____ Data for this exercise

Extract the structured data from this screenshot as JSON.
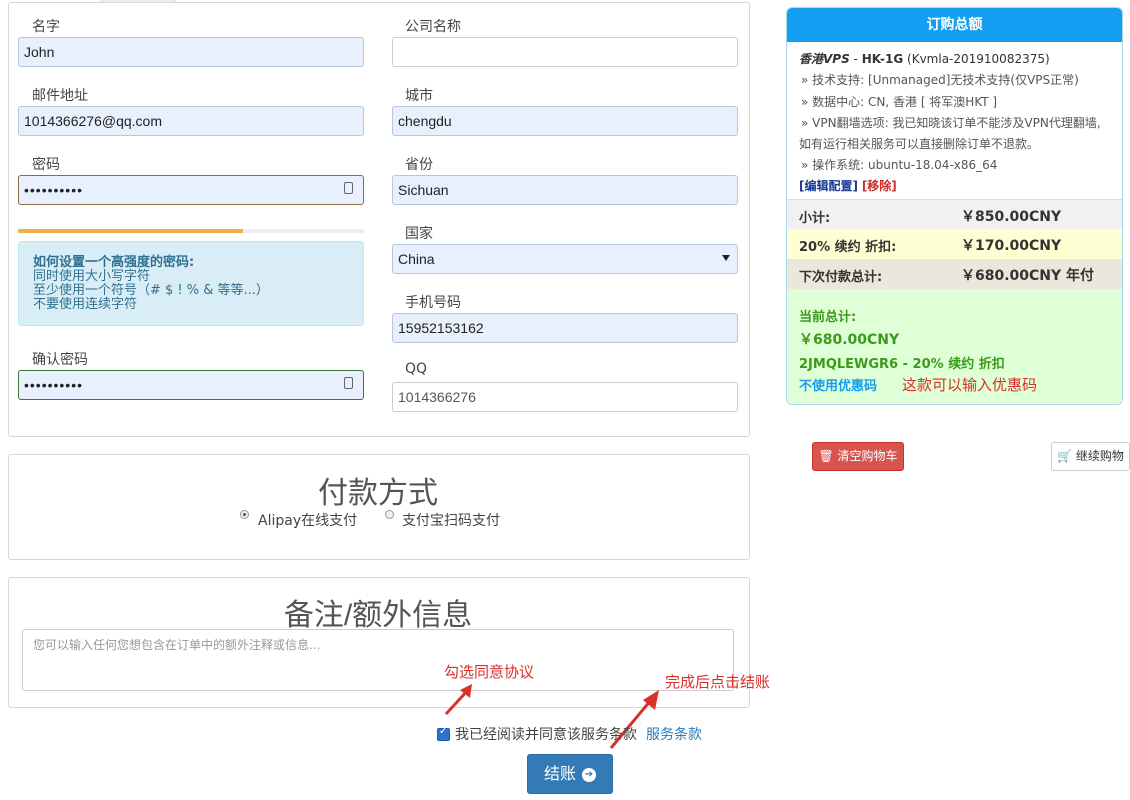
{
  "form": {
    "name_label": "名字",
    "name_value": "John",
    "company_label": "公司名称",
    "company_value": "",
    "email_label": "邮件地址",
    "email_value": "1014366276@qq.com",
    "city_label": "城市",
    "city_value": "chengdu",
    "password_label": "密码",
    "password_value": "••••••••••",
    "province_label": "省份",
    "province_value": "Sichuan",
    "country_label": "国家",
    "country_value": "China",
    "password_strength_percent": 65,
    "tip_title": "如何设置一个高强度的密码:",
    "tip_line1": "同时使用大小写字符",
    "tip_line2": "至少使用一个符号（# $ ! % & 等等...）",
    "tip_line3": "不要使用连续字符",
    "phone_label": "手机号码",
    "phone_value": "15952153162",
    "confirm_label": "确认密码",
    "confirm_value": "••••••••••",
    "qq_label": "QQ",
    "qq_value": "1014366276"
  },
  "payment": {
    "title": "付款方式",
    "option1": "Alipay在线支付",
    "option2": "支付宝扫码支付",
    "selected": "Alipay在线支付"
  },
  "notes": {
    "title": "备注/额外信息",
    "placeholder": "您可以输入任何您想包含在订单中的额外注释或信息..."
  },
  "agree": {
    "text": "我已经阅读并同意该服务条款",
    "link": "服务条款",
    "checked": true
  },
  "checkout_label": "结账",
  "annotations": {
    "agree_hint": "勾选同意协议",
    "checkout_hint": "完成后点击结账",
    "coupon_hint": "这款可以输入优惠码"
  },
  "summary": {
    "title": "订购总额",
    "product_group": "香港VPS",
    "product_sep": " - ",
    "product_name": "HK-1G",
    "product_id": "(Kvmla-201910082375)",
    "line_support": "» 技术支持: [Unmanaged]无技术支持(仅VPS正常)",
    "line_datacenter": "» 数据中心: CN, 香港 [ 将军澳HKT ]",
    "line_vpn1": "» VPN翻墙选项: 我已知晓该订单不能涉及VPN代理翻墙,",
    "line_vpn2": "如有运行相关服务可以直接删除订单不退款。",
    "line_os": "» 操作系统: ubuntu-18.04-x86_64",
    "edit_link": "[编辑配置]",
    "remove_link": "[移除]",
    "subtotal_label": "小计:",
    "subtotal_value": "￥850.00CNY",
    "discount_label": "20% 续约 折扣:",
    "discount_value": "￥170.00CNY",
    "recurring_label": "下次付款总计:",
    "recurring_value": "￥680.00CNY 年付",
    "total_label": "当前总计:",
    "total_value": "￥680.00CNY",
    "promo_text": "2JMQLEWGR6 - 20% 续约 折扣",
    "remove_promo": "不使用优惠码"
  },
  "cart": {
    "clear_label": "清空购物车",
    "continue_label": "继续购物"
  },
  "colors": {
    "primary": "#337ab7",
    "summary_header": "#139ef2",
    "danger": "#d9534f",
    "annotation": "#d9302a",
    "success_bg": "#dfffd6"
  }
}
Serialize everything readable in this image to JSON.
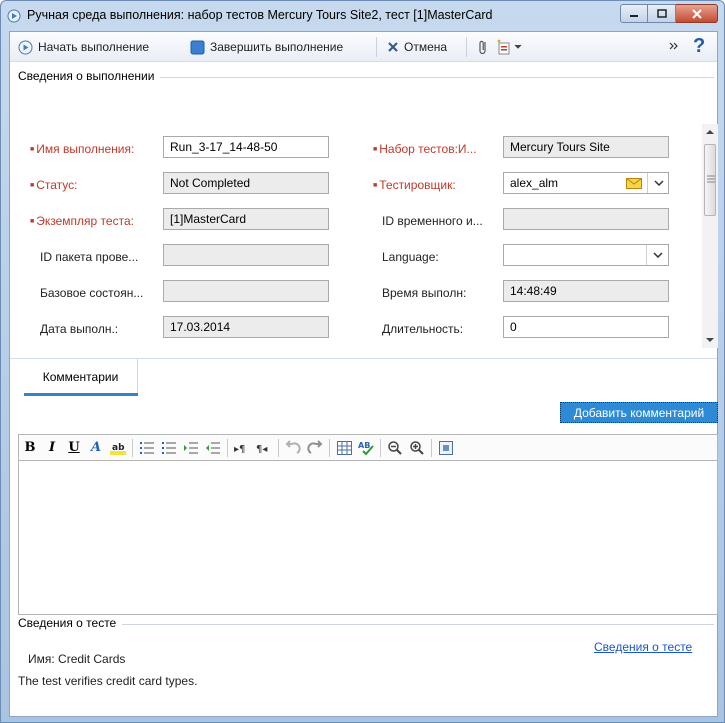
{
  "window": {
    "title": "Ручная среда выполнения: набор тестов Mercury Tours Site2, тест [1]MasterCard"
  },
  "toolbar": {
    "start_label": "Начать выполнение",
    "finish_label": "Завершить выполнение",
    "cancel_label": "Отмена"
  },
  "run_details": {
    "caption": "Сведения о выполнении",
    "fields": {
      "run_name": {
        "label": "Имя выполнения:",
        "value": "Run_3-17_14-48-50"
      },
      "test_set": {
        "label": "Набор тестов:И...",
        "value": "Mercury Tours Site"
      },
      "status": {
        "label": "Статус:",
        "value": "Not Completed"
      },
      "tester": {
        "label": "Тестировщик:",
        "value": "alex_alm"
      },
      "test_instance": {
        "label": "Экземпляр теста:",
        "value": "[1]MasterCard"
      },
      "temp_id": {
        "label": "ID временного и...",
        "value": ""
      },
      "test_package": {
        "label": "ID пакета прове...",
        "value": ""
      },
      "language": {
        "label": "Language:",
        "value": ""
      },
      "base_state": {
        "label": "Базовое состоян...",
        "value": ""
      },
      "exec_time": {
        "label": "Время выполн:",
        "value": "14:48:49"
      },
      "exec_date": {
        "label": "Дата выполн.:",
        "value": "17.03.2014"
      },
      "duration": {
        "label": "Длительность:",
        "value": "0"
      }
    }
  },
  "comments": {
    "tab_label": "Комментарии",
    "add_button": "Добавить комментарий"
  },
  "test_details": {
    "caption": "Сведения о тесте",
    "link": "Сведения о тесте",
    "name_line": "Имя: Credit Cards",
    "description": "The test verifies credit card types."
  },
  "colors": {
    "required_label": "#c0392b",
    "accent": "#2f8ad6",
    "link": "#1a56c7"
  }
}
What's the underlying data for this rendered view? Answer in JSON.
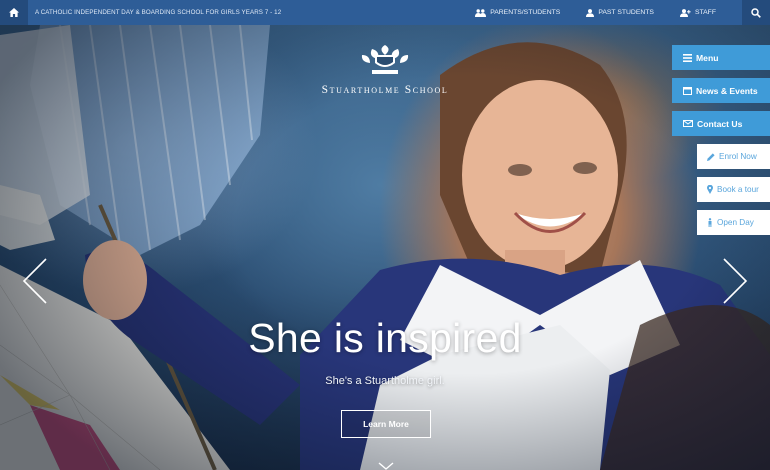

________

• Your goal:
Output the entries above exactly. Drop the pictures.

• Task output:
Extract the structured data from this screenshot as JSON.
{
  "form": {
    "name_label": "名字",
    "name_value": "John",
    "company_label": "公司名称",
    "company_value": "",
    "email_label": "邮件地址",
    "email_value": "1014366276@qq.com",
    "city_label": "城市",
    "city_value": "chengdu",
    "password_label": "密码",
    "password_value": "••••••••••",
    "province_label": "省份",
    "province_value": "Sichuan",
    "country_label": "国家",
    "country_value": "China",
    "password_strength_percent": 65,
    "tip_title": "如何设置一个高强度的密码:",
    "tip_line1": "同时使用大小写字符",
    "tip_line2": "至少使用一个符号（# $ ! % & 等等...）",
    "tip_line3": "不要使用连续字符",
    "phone_label": "手机号码",
    "phone_value": "15952153162",
    "confirm_label": "确认密码",
    "confirm_value": "••••••••••",
    "qq_label": "QQ",
    "qq_value": "1014366276"
  },
  "payment": {
    "title": "付款方式",
    "option1": "Alipay在线支付",
    "option2": "支付宝扫码支付",
    "selected": "Alipay在线支付"
  },
  "notes": {
    "title": "备注/额外信息",
    "placeholder": "您可以输入任何您想包含在订单中的额外注释或信息..."
  },
  "agree": {
    "text": "我已经阅读并同意该服务条款",
    "link": "服务条款",
    "checked": true
  },
  "checkout_label": "结账",
  "annotations": {
    "agree_hint": "勾选同意协议",
    "checkout_hint": "完成后点击结账",
    "coupon_hint": "这款可以输入优惠码"
  },
  "summary": {
    "title": "订购总额",
    "product_group": "香港VPS",
    "product_sep": " - ",
    "product_name": "HK-1G",
    "product_id": "(Kvmla-201910082375)",
    "line_support": "» 技术支持: [Unmanaged]无技术支持(仅VPS正常)",
    "line_datacenter": "» 数据中心: CN, 香港 [ 将军澳HKT ]",
    "line_vpn1": "» VPN翻墙选项: 我已知晓该订单不能涉及VPN代理翻墙,",
    "line_vpn2": "如有运行相关服务可以直接删除订单不退款。",
    "line_os": "» 操作系统: ubuntu-18.04-x86_64",
    "edit_link": "[编辑配置]",
    "remove_link": "[移除]",
    "subtotal_label": "小计:",
    "subtotal_value": "￥850.00CNY",
    "discount_label": "20% 续约 折扣:",
    "discount_value": "￥170.00CNY",
    "recurring_label": "下次付款总计:",
    "recurring_value": "￥680.00CNY 年付",
    "total_label": "当前总计:",
    "total_value": "￥680.00CNY",
    "promo_text": "2JMQLEWGR6 - 20% 续约 折扣",
    "remove_promo": "不使用优惠码"
  },
  "cart": {
    "clear_label": "清空购物车",
    "continue_label": "继续购物"
  },
  "colors": {
    "primary": "#337ab7",
    "summary_header": "#139ef2",
    "danger": "#d9534f",
    "annotation": "#d9302a",
    "success_bg": "#dfffd6"
  }
}
Serialize everything readable in this image to JSON.
{
  "window": {
    "title": "Ручная среда выполнения: набор тестов Mercury Tours Site2, тест [1]MasterCard"
  },
  "toolbar": {
    "start_label": "Начать выполнение",
    "finish_label": "Завершить выполнение",
    "cancel_label": "Отмена"
  },
  "run_details": {
    "caption": "Сведения о выполнении",
    "fields": {
      "run_name": {
        "label": "Имя выполнения:",
        "value": "Run_3-17_14-48-50"
      },
      "test_set": {
        "label": "Набор тестов:И...",
        "value": "Mercury Tours Site"
      },
      "status": {
        "label": "Статус:",
        "value": "Not Completed"
      },
      "tester": {
        "label": "Тестировщик:",
        "value": "alex_alm"
      },
      "test_instance": {
        "label": "Экземпляр теста:",
        "value": "[1]MasterCard"
      },
      "temp_id": {
        "label": "ID временного и...",
        "value": ""
      },
      "test_package": {
        "label": "ID пакета прове...",
        "value": ""
      },
      "language": {
        "label": "Language:",
        "value": ""
      },
      "base_state": {
        "label": "Базовое состоян...",
        "value": ""
      },
      "exec_time": {
        "label": "Время выполн:",
        "value": "14:48:49"
      },
      "exec_date": {
        "label": "Дата выполн.:",
        "value": "17.03.2014"
      },
      "duration": {
        "label": "Длительность:",
        "value": "0"
      }
    }
  },
  "comments": {
    "tab_label": "Комментарии",
    "add_button": "Добавить комментарий"
  },
  "test_details": {
    "caption": "Сведения о тесте",
    "link": "Сведения о тесте",
    "name_line": "Имя: Credit Cards",
    "description": "The test verifies credit card types."
  },
  "colors": {
    "required_label": "#c0392b",
    "accent": "#2f8ad6",
    "link": "#1a56c7"
  }
}
What's the underlying data for this rendered view? Answer in JSON.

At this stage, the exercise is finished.